* **Given request**
Write the material out again, line by line, exactly as it is.

* **Exercise materials**
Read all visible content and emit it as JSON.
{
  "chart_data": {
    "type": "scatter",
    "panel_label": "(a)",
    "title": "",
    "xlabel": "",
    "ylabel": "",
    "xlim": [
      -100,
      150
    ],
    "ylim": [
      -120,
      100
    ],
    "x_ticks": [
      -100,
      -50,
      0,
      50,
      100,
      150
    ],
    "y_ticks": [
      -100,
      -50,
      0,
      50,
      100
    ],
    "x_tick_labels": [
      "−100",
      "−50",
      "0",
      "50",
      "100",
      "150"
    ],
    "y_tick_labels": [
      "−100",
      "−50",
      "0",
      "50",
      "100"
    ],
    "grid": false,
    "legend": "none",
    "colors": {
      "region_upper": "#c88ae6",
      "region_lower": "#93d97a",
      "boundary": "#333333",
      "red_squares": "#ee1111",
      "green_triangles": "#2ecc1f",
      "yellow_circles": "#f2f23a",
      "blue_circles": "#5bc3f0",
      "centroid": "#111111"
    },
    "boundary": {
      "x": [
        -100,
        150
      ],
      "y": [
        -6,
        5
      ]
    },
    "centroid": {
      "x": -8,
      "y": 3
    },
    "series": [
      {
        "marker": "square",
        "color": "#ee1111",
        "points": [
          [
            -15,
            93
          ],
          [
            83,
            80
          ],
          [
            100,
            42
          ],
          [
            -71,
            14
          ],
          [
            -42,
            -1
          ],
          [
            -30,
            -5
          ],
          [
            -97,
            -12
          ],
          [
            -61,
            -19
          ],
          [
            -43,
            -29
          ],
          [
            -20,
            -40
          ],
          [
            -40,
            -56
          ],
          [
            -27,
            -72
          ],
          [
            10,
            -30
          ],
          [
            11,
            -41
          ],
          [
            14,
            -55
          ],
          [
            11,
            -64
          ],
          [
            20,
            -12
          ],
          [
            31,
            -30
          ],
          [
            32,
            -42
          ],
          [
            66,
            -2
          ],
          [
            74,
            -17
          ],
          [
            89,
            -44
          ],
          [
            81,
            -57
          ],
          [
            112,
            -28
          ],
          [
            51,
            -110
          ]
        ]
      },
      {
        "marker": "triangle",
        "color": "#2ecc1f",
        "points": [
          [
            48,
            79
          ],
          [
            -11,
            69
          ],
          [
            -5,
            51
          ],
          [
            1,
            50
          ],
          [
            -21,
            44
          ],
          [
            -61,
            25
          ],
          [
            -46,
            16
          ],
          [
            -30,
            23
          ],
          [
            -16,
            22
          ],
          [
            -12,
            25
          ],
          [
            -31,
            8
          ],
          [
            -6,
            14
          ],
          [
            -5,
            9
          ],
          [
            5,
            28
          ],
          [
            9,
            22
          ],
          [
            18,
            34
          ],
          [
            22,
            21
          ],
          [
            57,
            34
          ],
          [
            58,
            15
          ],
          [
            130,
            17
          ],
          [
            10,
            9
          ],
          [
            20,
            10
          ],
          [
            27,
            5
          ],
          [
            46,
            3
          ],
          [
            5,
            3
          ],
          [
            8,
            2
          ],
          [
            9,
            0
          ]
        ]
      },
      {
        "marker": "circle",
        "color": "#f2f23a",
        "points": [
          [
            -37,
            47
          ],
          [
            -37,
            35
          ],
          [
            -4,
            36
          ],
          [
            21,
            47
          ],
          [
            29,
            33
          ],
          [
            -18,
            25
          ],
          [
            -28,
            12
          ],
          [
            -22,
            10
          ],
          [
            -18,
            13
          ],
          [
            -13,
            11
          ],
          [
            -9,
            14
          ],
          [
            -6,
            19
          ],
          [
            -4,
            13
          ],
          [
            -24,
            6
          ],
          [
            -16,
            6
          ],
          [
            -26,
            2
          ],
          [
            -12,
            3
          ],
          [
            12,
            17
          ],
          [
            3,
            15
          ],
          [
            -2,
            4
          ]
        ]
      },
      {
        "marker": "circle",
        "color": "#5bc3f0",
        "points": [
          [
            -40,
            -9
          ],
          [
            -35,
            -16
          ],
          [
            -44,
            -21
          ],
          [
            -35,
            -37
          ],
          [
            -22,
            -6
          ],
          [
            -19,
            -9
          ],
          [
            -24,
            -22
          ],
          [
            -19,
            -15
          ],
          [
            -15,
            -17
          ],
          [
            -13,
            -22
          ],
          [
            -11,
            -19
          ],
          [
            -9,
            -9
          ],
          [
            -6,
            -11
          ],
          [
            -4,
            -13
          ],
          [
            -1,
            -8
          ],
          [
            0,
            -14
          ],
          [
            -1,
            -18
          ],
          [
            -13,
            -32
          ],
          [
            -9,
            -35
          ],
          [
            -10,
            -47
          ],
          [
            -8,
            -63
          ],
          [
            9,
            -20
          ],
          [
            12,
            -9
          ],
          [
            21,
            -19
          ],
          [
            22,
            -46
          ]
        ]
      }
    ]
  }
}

* **Task result**
Read all visible content and emit it as JSON.
{
  "chart_data": {
    "type": "scatter",
    "panel_label": "(a)",
    "title": "",
    "xlabel": "",
    "ylabel": "",
    "xlim": [
      -100,
      150
    ],
    "ylim": [
      -120,
      100
    ],
    "x_ticks": [
      -100,
      -50,
      0,
      50,
      100,
      150
    ],
    "y_ticks": [
      -100,
      -50,
      0,
      50,
      100
    ],
    "x_tick_labels": [
      "−100",
      "−50",
      "0",
      "50",
      "100",
      "150"
    ],
    "y_tick_labels": [
      "−100",
      "−50",
      "0",
      "50",
      "100"
    ],
    "grid": false,
    "legend": "none",
    "colors": {
      "region_upper": "#c88ae6",
      "region_lower": "#93d97a",
      "boundary": "#333333",
      "red_squares": "#ee1111",
      "green_triangles": "#2ecc1f",
      "yellow_circles": "#f2f23a",
      "blue_circles": "#5bc3f0",
      "centroid": "#111111"
    },
    "boundary": {
      "x": [
        -100,
        150
      ],
      "y": [
        -6,
        5
      ]
    },
    "centroid": {
      "x": -8,
      "y": 3
    },
    "series": [
      {
        "marker": "square",
        "color": "#ee1111",
        "points": [
          [
            -15,
            93
          ],
          [
            83,
            80
          ],
          [
            100,
            42
          ],
          [
            -71,
            14
          ],
          [
            -42,
            -1
          ],
          [
            -30,
            -5
          ],
          [
            -97,
            -12
          ],
          [
            -61,
            -19
          ],
          [
            -43,
            -29
          ],
          [
            -20,
            -40
          ],
          [
            -40,
            -56
          ],
          [
            -27,
            -72
          ],
          [
            10,
            -30
          ],
          [
            11,
            -41
          ],
          [
            14,
            -55
          ],
          [
            11,
            -64
          ],
          [
            20,
            -12
          ],
          [
            31,
            -30
          ],
          [
            32,
            -42
          ],
          [
            66,
            -2
          ],
          [
            74,
            -17
          ],
          [
            89,
            -44
          ],
          [
            81,
            -57
          ],
          [
            112,
            -28
          ],
          [
            51,
            -110
          ]
        ]
      },
      {
        "marker": "triangle",
        "color": "#2ecc1f",
        "points": [
          [
            48,
            79
          ],
          [
            -11,
            69
          ],
          [
            -5,
            51
          ],
          [
            1,
            50
          ],
          [
            -21,
            44
          ],
          [
            -61,
            25
          ],
          [
            -46,
            16
          ],
          [
            -30,
            23
          ],
          [
            -16,
            22
          ],
          [
            -12,
            25
          ],
          [
            -31,
            8
          ],
          [
            -6,
            14
          ],
          [
            -5,
            9
          ],
          [
            5,
            28
          ],
          [
            9,
            22
          ],
          [
            18,
            34
          ],
          [
            22,
            21
          ],
          [
            57,
            34
          ],
          [
            58,
            15
          ],
          [
            130,
            17
          ],
          [
            10,
            9
          ],
          [
            20,
            10
          ],
          [
            27,
            5
          ],
          [
            46,
            3
          ],
          [
            5,
            3
          ],
          [
            8,
            2
          ],
          [
            9,
            0
          ]
        ]
      },
      {
        "marker": "circle",
        "color": "#f2f23a",
        "points": [
          [
            -37,
            47
          ],
          [
            -37,
            35
          ],
          [
            -4,
            36
          ],
          [
            21,
            47
          ],
          [
            29,
            33
          ],
          [
            -18,
            25
          ],
          [
            -28,
            12
          ],
          [
            -22,
            10
          ],
          [
            -18,
            13
          ],
          [
            -13,
            11
          ],
          [
            -9,
            14
          ],
          [
            -6,
            19
          ],
          [
            -4,
            13
          ],
          [
            -24,
            6
          ],
          [
            -16,
            6
          ],
          [
            -26,
            2
          ],
          [
            -12,
            3
          ],
          [
            12,
            17
          ],
          [
            3,
            15
          ],
          [
            -2,
            4
          ]
        ]
      },
      {
        "marker": "circle",
        "color": "#5bc3f0",
        "points": [
          [
            -40,
            -9
          ],
          [
            -35,
            -16
          ],
          [
            -44,
            -21
          ],
          [
            -35,
            -37
          ],
          [
            -22,
            -6
          ],
          [
            -19,
            -9
          ],
          [
            -24,
            -22
          ],
          [
            -19,
            -15
          ],
          [
            -15,
            -17
          ],
          [
            -13,
            -22
          ],
          [
            -11,
            -19
          ],
          [
            -9,
            -9
          ],
          [
            -6,
            -11
          ],
          [
            -4,
            -13
          ],
          [
            -1,
            -8
          ],
          [
            0,
            -14
          ],
          [
            -1,
            -18
          ],
          [
            -13,
            -32
          ],
          [
            -9,
            -35
          ],
          [
            -10,
            -47
          ],
          [
            -8,
            -63
          ],
          [
            9,
            -20
          ],
          [
            12,
            -9
          ],
          [
            21,
            -19
          ],
          [
            22,
            -46
          ]
        ]
      }
    ]
  }
}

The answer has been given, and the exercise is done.